Some records:
▬▬▬▬▬▬▬▬▬▬
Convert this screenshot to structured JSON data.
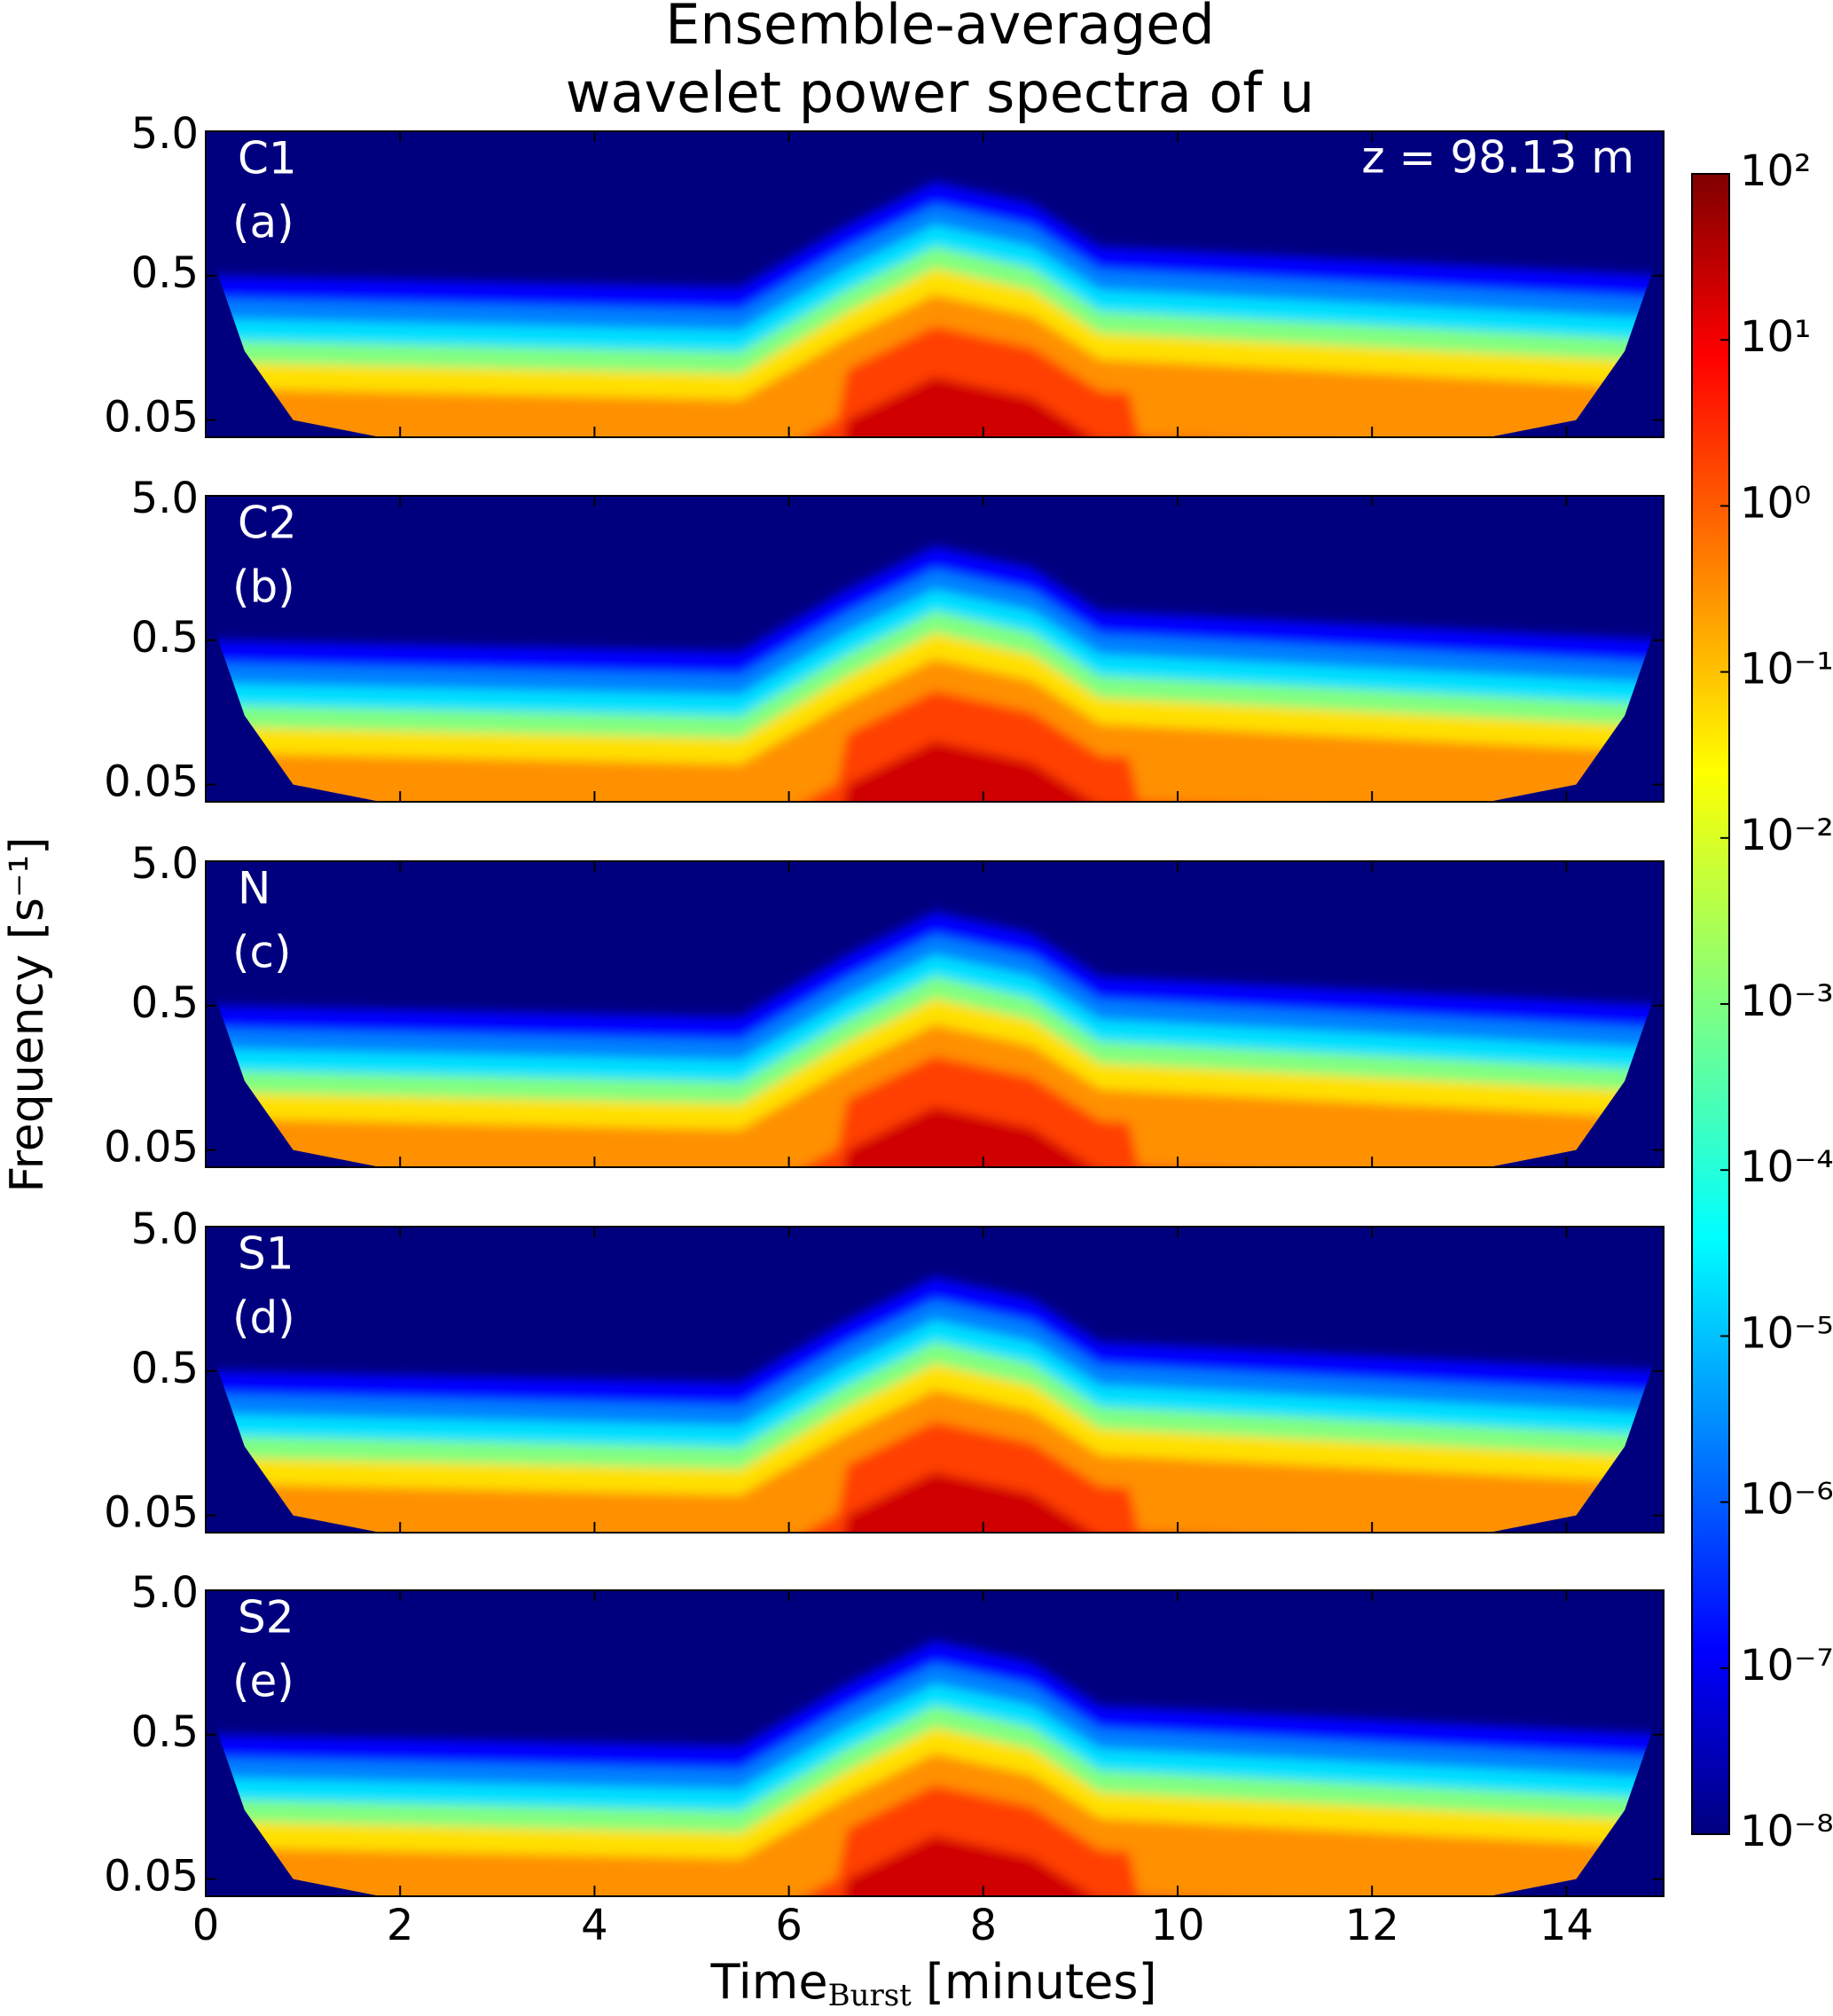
{
  "chart_data": {
    "type": "heatmap",
    "title": [
      "Ensemble-averaged",
      "wavelet power spectra of u"
    ],
    "annotation": "z = 98.13 m",
    "ylabel": "Frequency [s⁻¹]",
    "xlabel": [
      "Time",
      "Burst",
      "[minutes]"
    ],
    "panels": [
      {
        "name": "C1",
        "label": "(a)"
      },
      {
        "name": "C2",
        "label": "(b)"
      },
      {
        "name": "N",
        "label": "(c)"
      },
      {
        "name": "S1",
        "label": "(d)"
      },
      {
        "name": "S2",
        "label": "(e)"
      }
    ],
    "xlim": [
      0,
      15
    ],
    "xticks": [
      0,
      2,
      4,
      6,
      8,
      10,
      12,
      14
    ],
    "ylim": [
      0.038,
      5
    ],
    "ylog": true,
    "yticks": [
      0.05,
      0.5,
      {
        "value": 5,
        "label": "5.0"
      }
    ],
    "colormap": "jet",
    "clog": true,
    "clim": [
      1e-08,
      100
    ],
    "cticks": [
      {
        "value": 1e-08,
        "label": "10⁻⁸"
      },
      {
        "value": 1e-07,
        "label": "10⁻⁷"
      },
      {
        "value": 1e-06,
        "label": "10⁻⁶"
      },
      {
        "value": 1e-05,
        "label": "10⁻⁵"
      },
      {
        "value": 0.0001,
        "label": "10⁻⁴"
      },
      {
        "value": 0.001,
        "label": "10⁻³"
      },
      {
        "value": 0.01,
        "label": "10⁻²"
      },
      {
        "value": 0.1,
        "label": "10⁻¹"
      },
      {
        "value": 1,
        "label": "10⁰"
      },
      {
        "value": 10,
        "label": "10¹"
      },
      {
        "value": 100,
        "label": "10²"
      }
    ]
  }
}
▬▬▬▬▬▬▬▬▬▬
Brief: Restate the whole listing above exactly, except for its images.

Full response:
Convert this screenshot to structured JSON data.
{
  "chart_data": {
    "type": "heatmap",
    "title": [
      "Ensemble-averaged",
      "wavelet power spectra of u"
    ],
    "annotation": "z = 98.13 m",
    "ylabel": "Frequency [s⁻¹]",
    "xlabel": [
      "Time",
      "Burst",
      "[minutes]"
    ],
    "panels": [
      {
        "name": "C1",
        "label": "(a)"
      },
      {
        "name": "C2",
        "label": "(b)"
      },
      {
        "name": "N",
        "label": "(c)"
      },
      {
        "name": "S1",
        "label": "(d)"
      },
      {
        "name": "S2",
        "label": "(e)"
      }
    ],
    "xlim": [
      0,
      15
    ],
    "xticks": [
      0,
      2,
      4,
      6,
      8,
      10,
      12,
      14
    ],
    "ylim": [
      0.038,
      5
    ],
    "ylog": true,
    "yticks": [
      0.05,
      0.5,
      {
        "value": 5,
        "label": "5.0"
      }
    ],
    "colormap": "jet",
    "clog": true,
    "clim": [
      1e-08,
      100
    ],
    "cticks": [
      {
        "value": 1e-08,
        "label": "10⁻⁸"
      },
      {
        "value": 1e-07,
        "label": "10⁻⁷"
      },
      {
        "value": 1e-06,
        "label": "10⁻⁶"
      },
      {
        "value": 1e-05,
        "label": "10⁻⁵"
      },
      {
        "value": 0.0001,
        "label": "10⁻⁴"
      },
      {
        "value": 0.001,
        "label": "10⁻³"
      },
      {
        "value": 0.01,
        "label": "10⁻²"
      },
      {
        "value": 0.1,
        "label": "10⁻¹"
      },
      {
        "value": 1,
        "label": "10⁰"
      },
      {
        "value": 10,
        "label": "10¹"
      },
      {
        "value": 100,
        "label": "10²"
      }
    ]
  }
}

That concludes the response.